* Dataset entries:

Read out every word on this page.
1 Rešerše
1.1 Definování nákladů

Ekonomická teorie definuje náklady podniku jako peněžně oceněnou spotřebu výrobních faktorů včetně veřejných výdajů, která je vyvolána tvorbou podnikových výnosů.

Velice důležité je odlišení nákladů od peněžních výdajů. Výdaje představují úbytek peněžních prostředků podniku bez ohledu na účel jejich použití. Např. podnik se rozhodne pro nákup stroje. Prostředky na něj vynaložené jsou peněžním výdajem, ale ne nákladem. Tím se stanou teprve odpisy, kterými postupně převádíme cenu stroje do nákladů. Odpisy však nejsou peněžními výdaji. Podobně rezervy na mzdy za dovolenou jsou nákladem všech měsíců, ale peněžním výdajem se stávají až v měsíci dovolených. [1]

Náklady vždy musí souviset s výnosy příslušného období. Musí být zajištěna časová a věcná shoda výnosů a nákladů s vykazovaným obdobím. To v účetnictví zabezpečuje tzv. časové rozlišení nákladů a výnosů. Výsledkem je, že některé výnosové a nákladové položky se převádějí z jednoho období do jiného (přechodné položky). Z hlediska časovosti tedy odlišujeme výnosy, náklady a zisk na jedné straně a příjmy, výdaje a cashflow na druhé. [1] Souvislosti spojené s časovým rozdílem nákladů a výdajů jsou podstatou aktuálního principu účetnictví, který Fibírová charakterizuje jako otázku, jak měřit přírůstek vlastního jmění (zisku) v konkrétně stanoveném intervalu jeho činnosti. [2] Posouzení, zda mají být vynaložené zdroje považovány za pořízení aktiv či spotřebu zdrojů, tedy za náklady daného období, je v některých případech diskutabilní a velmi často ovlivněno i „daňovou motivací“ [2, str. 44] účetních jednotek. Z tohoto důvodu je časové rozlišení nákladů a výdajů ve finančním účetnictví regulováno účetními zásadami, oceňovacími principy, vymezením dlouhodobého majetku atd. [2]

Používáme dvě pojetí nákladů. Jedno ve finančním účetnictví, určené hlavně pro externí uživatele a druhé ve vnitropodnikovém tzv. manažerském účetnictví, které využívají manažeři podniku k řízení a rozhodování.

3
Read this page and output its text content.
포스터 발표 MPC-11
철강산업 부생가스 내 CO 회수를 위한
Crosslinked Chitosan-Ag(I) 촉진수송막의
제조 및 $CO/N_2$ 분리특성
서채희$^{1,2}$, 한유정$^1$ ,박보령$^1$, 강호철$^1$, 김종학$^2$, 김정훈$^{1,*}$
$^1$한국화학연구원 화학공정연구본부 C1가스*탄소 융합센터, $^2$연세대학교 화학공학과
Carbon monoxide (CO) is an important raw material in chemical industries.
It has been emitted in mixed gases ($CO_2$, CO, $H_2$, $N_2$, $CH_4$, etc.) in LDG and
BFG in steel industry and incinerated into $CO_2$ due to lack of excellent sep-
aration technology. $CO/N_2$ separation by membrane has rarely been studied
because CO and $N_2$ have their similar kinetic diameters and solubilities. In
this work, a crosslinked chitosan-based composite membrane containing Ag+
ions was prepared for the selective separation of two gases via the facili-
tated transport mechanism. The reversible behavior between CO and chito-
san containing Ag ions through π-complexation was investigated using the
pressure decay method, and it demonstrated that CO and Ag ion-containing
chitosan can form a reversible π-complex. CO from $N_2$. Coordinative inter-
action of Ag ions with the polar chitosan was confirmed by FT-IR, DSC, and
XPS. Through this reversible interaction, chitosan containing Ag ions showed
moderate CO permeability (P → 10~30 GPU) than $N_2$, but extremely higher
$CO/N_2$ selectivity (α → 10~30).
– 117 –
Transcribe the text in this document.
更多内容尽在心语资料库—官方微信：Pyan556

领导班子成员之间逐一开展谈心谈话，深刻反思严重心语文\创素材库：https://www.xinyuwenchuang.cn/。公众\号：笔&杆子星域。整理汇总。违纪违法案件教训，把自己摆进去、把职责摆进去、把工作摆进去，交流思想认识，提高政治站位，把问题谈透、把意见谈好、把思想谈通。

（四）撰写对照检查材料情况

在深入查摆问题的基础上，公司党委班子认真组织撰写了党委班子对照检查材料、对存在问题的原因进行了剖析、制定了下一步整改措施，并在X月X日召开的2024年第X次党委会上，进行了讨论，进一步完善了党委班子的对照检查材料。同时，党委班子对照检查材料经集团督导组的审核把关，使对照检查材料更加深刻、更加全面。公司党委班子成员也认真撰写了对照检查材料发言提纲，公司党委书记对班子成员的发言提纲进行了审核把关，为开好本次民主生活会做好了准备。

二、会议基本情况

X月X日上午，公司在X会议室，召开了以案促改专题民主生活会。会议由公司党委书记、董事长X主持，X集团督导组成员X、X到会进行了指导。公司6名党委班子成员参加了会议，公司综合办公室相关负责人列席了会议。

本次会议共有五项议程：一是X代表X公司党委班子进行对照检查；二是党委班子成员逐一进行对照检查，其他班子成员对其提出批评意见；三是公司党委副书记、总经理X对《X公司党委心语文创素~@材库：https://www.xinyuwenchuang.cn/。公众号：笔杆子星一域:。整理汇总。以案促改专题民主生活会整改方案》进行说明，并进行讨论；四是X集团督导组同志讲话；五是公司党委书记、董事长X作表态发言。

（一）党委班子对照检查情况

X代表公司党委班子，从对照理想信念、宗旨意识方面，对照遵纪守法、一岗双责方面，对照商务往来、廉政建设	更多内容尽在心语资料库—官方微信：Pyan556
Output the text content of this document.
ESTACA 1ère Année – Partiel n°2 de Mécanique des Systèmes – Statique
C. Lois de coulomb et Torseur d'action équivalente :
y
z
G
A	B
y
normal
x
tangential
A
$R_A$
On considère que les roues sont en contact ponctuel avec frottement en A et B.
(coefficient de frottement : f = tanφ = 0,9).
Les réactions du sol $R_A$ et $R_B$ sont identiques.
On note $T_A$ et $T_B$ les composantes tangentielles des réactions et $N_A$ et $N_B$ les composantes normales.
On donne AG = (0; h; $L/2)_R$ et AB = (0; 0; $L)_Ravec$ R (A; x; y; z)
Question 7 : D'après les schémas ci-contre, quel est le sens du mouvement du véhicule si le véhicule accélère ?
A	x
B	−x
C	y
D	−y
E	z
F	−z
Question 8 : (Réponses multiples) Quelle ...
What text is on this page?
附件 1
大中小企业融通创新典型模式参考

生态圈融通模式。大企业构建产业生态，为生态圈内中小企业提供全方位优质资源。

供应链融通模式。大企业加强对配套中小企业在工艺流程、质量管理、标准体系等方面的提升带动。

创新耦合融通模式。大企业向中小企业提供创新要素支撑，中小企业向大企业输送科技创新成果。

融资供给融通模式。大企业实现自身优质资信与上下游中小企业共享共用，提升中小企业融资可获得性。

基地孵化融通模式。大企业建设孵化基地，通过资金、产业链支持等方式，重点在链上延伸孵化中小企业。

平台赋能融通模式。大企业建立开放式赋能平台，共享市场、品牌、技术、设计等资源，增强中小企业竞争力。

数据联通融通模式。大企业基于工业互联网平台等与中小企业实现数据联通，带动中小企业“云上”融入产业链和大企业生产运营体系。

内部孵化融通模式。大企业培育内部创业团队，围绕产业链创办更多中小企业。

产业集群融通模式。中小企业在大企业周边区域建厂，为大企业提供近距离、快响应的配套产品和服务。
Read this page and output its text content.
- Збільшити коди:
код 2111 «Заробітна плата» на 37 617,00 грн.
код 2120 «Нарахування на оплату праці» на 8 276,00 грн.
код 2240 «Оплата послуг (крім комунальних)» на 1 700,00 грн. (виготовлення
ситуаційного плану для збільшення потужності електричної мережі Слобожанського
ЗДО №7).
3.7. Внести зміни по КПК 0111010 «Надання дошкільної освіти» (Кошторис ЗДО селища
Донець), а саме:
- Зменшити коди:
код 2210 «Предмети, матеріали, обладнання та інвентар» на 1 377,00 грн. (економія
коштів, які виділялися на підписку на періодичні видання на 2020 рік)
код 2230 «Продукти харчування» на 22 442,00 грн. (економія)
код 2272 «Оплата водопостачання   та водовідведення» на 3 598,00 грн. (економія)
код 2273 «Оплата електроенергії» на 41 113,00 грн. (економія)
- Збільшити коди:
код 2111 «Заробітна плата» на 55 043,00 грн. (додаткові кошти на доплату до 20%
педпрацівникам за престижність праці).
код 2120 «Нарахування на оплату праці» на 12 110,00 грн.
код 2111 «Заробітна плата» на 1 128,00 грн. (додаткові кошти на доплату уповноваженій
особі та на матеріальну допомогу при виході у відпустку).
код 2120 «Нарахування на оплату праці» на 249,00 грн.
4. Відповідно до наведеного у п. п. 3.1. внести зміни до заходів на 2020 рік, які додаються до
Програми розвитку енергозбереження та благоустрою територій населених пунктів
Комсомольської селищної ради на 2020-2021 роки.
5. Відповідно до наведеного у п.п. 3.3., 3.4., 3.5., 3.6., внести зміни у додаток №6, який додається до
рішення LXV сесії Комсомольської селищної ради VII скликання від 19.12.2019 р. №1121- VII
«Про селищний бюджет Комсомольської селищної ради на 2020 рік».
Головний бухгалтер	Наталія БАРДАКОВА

* Request: Find each line holding the word "економія" and copy it.

* Full response:
код 2210 «Предмети, матеріали, обладнання та інвентар» на 1 377,00 грн. (економія
код 2230 «Продукти харчування» на 22 442,00 грн. (економія)
код 2272 «Оплата водопостачання   та водовідведення» на 3 598,00 грн. (економія)
код 2273 «Оплата електроенергії» на 41 113,00 грн. (економія)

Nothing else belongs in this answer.